We have not observed significant variations in terms of transaminase levels or creatinine since DOACs started.
During follow-up, 34 (14.9%) B-AEs [3 MBs (1.3%), 30 CRNMBs (13.2%) and 1 minor bleeding (0.4%)] and 9 (3.9%) T-AEs occurred, namely 5 B-AEs per 100 patient-years (0.4 MBs per 100 patient-years) and 1.4 T-AEs per 100 patient-years. Two patients had both a hemorrhagic and thrombotic event.
Three MBs were reported during full-dose therapy. One MB occurred in a patient affected by AF (B-EFS 9.61 months) treated with apixaban and was managed with a permanent switch to low-dose DOAC therapy.[6] A second MB occurred in a VTE patient in therapy with rivaroxaban (B-EFS 0.92 months), who was also permanently switched to low-dose treatment. The third MB was a cerebral hemorrhage, which occurred during full-dose edoxaban therapy (B-EFS 13.02 months); anticoagulation was withheld for 14 days, then the patient was switched to LMWH and, finally, after 4 weeks, to low-dose rivaroxaban. Ten days later, he was diagnosed with a pulmonary embolism (PE), and therapy with fondaparinux 7.5 mg was started; after one year of fondaparinux and complete resolution of PE, the therapy was switched to low-dose apixaban as secondary prophylaxis of VTE.
Among the 30 patients who developed CRNMBs, 2 (0.9%) permanently discontinued DOAC therapy for persistent gastrointestinal bleeding and were switched to LMWH; one of them suffered from chronic inflammatory bowel disease.
One minor B-AE, a conjunctival hemorrhage, was reported in a patient during low-dose apixaban, and it was managed with a temporary therapy discontinuation for two days.

********

◆ Exercise requirements:
A - In one to three sentences, explain why, according to the excerpt on DOAC adverse events, two of the patients who developed CRNMBs permanently discontinued DOAC therapy, and state the treatment to which they were switched.
B - Determine whether each statement agrees with the excerpt on DOAC adverse events, answering yes or no and quoting the deciding words: (i) The cerebral hemorrhage occurred during full-dose edoxaban therapy. (ii) The conjunctival hemorrhage was managed with a permanent discontinuation of therapy. (iii) Significant variations in creatinine were observed after DOACs started.
Rely solely on the excerpt on DOAC adverse events when responding.

◆ Page segmentation records:
********

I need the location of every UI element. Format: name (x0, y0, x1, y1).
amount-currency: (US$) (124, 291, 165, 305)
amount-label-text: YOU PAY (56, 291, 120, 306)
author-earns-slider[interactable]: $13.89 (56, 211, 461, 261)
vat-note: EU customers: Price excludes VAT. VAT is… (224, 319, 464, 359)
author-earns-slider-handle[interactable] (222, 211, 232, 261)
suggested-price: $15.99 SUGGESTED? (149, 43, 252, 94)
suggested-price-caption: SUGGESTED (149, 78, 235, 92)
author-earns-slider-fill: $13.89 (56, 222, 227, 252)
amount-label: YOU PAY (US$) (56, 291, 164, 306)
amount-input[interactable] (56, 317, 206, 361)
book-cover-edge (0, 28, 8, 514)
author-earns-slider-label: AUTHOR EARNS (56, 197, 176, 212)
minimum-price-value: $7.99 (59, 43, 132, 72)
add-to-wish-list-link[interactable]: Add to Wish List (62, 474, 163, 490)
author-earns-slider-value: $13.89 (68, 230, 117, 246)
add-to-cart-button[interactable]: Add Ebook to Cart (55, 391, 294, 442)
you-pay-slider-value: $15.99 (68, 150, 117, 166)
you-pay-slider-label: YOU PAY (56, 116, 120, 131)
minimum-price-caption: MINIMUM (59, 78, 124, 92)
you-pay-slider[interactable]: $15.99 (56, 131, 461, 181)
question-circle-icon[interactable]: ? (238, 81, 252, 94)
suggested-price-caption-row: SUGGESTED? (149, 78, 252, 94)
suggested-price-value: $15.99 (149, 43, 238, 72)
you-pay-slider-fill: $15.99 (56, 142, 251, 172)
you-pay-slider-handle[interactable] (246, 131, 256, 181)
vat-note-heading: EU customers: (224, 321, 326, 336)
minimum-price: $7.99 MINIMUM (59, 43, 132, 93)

********

◆ Answer section:
A - The two patients permanently discontinued DOAC therapy because of persistent gastrointestinal bleeding. They were switched to LMWH.

B -
(i) Yes: "The third MB was a cerebral hemorrhage, which occurred during full-dose edoxaban therapy"
(ii) No: "it was managed with a temporary therapy discontinuation for two days"
(iii) No: "We have not observed significant variations in terms of transaminase levels or creatinine since DOACs started."